▶ **Lines of data**:

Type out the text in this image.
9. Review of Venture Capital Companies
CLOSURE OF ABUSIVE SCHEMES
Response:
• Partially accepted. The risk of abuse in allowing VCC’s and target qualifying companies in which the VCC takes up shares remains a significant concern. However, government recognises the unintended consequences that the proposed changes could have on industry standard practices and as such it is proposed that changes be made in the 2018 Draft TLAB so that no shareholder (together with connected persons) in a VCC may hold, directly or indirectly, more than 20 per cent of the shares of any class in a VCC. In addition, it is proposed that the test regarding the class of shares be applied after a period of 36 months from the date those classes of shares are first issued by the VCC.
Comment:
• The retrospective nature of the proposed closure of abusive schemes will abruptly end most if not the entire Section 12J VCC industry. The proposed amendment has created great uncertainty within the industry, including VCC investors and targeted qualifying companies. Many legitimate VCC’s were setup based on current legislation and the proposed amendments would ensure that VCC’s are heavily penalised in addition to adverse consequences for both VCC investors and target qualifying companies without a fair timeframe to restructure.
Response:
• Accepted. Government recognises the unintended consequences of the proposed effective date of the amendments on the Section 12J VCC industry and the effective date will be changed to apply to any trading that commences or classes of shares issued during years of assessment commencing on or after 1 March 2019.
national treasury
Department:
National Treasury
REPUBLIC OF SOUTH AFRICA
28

▶ **AIM**: Transcribe the whole listing exactly.

▶ **EXERCISE RESULT**:
Type out the text in this image.
9. Review of Venture Capital Companies
CLOSURE OF ABUSIVE SCHEMES
Response:
• Partially accepted. The risk of abuse in allowing VCC’s and target qualifying companies in which the VCC takes up shares remains a significant concern. However, government recognises the unintended consequences that the proposed changes could have on industry standard practices and as such it is proposed that changes be made in the 2018 Draft TLAB so that no shareholder (together with connected persons) in a VCC may hold, directly or indirectly, more than 20 per cent of the shares of any class in a VCC. In addition, it is proposed that the test regarding the class of shares be applied after a period of 36 months from the date those classes of shares are first issued by the VCC.
Comment:
• The retrospective nature of the proposed closure of abusive schemes will abruptly end most if not the entire Section 12J VCC industry. The proposed amendment has created great uncertainty within the industry, including VCC investors and targeted qualifying companies. Many legitimate VCC’s were setup based on current legislation and the proposed amendments would ensure that VCC’s are heavily penalised in addition to adverse consequences for both VCC investors and target qualifying companies without a fair timeframe to restructure.
Response:
• Accepted. Government recognises the unintended consequences of the proposed effective date of the amendments on the Section 12J VCC industry and the effective date will be changed to apply to any trading that commences or classes of shares issued during years of assessment commencing on or after 1 March 2019.
national treasury
Department:
National Treasury
REPUBLIC OF SOUTH AFRICA
28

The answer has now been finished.